■ **MATERIAL**:
[START]

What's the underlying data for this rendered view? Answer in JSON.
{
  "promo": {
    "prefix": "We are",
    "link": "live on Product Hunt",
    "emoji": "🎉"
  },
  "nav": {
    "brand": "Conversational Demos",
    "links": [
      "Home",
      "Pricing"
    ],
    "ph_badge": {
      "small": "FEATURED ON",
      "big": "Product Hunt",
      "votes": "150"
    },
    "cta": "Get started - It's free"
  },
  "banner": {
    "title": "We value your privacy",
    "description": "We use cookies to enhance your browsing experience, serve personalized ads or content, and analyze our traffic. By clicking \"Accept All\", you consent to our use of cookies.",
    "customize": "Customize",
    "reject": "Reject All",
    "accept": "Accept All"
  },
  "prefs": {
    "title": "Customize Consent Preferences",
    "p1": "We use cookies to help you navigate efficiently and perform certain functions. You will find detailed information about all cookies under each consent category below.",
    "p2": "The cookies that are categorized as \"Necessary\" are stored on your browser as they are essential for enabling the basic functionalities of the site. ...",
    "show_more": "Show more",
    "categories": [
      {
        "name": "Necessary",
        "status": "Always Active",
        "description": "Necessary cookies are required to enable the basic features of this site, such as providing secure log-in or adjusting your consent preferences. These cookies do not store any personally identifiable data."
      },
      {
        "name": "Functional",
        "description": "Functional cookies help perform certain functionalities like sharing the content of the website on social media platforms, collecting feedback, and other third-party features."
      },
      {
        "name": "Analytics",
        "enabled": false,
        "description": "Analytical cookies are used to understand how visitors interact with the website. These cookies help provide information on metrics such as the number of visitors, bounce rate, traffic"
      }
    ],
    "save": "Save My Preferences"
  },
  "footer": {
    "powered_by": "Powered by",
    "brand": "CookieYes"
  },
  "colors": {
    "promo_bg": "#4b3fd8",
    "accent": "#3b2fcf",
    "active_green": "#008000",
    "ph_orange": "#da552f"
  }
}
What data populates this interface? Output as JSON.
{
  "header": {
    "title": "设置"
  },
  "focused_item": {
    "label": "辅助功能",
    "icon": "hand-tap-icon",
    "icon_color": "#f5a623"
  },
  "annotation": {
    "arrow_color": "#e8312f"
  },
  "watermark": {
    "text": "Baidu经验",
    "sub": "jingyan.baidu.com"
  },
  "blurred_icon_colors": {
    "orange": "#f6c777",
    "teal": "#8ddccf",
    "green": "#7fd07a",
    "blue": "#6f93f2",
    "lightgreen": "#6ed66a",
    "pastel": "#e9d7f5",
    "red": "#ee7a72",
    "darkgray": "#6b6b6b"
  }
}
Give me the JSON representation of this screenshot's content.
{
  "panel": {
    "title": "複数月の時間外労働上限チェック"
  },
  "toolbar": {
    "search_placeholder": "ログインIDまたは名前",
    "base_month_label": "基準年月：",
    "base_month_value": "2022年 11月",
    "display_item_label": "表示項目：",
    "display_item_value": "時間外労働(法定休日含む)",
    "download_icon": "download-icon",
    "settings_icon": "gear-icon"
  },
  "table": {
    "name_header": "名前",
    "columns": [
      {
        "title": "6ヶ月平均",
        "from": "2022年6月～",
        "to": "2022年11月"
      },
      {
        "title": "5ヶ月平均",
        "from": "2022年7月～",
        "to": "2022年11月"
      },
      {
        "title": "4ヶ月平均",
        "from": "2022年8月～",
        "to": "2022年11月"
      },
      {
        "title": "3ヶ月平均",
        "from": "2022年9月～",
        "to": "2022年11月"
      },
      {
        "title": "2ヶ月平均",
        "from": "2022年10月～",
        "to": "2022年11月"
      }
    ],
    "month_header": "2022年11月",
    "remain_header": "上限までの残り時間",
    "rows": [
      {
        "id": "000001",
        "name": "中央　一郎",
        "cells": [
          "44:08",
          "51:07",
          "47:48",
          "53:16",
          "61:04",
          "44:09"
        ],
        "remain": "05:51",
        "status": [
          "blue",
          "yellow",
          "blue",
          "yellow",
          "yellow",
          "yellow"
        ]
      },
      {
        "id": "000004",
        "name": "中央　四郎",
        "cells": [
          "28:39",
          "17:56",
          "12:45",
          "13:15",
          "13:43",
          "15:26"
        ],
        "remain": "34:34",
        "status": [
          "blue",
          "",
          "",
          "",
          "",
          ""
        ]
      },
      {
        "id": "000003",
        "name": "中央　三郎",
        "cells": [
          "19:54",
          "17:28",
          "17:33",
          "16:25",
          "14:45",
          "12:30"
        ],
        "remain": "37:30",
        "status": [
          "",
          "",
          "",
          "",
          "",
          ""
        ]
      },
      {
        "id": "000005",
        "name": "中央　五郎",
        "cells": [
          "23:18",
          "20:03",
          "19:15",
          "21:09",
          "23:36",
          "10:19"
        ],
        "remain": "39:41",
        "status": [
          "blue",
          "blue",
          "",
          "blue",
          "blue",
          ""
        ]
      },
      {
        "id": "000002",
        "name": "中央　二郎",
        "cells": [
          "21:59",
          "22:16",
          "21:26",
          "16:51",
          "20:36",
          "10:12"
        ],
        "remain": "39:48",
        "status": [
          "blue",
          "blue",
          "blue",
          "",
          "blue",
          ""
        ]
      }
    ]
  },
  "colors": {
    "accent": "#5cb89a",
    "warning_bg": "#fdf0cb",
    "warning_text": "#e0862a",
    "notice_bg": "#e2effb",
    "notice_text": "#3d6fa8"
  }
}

[END]

■ **WHAT YOU NEED TO DO**: Copy out the lines in which the string "such" appears.

■ **ANSWER TO THE PROBLEM**:
        "description": "Necessary cookies are required to enable the basic features of this site, such as providing secure log-in or adjusting your consent preferences. These cookies do not store any personally identifiable data."
        "description": "Analytical cookies are used to understand how visitors interact with the website. These cookies help provide information on metrics such as the number of visitors, bounce rate, traffic"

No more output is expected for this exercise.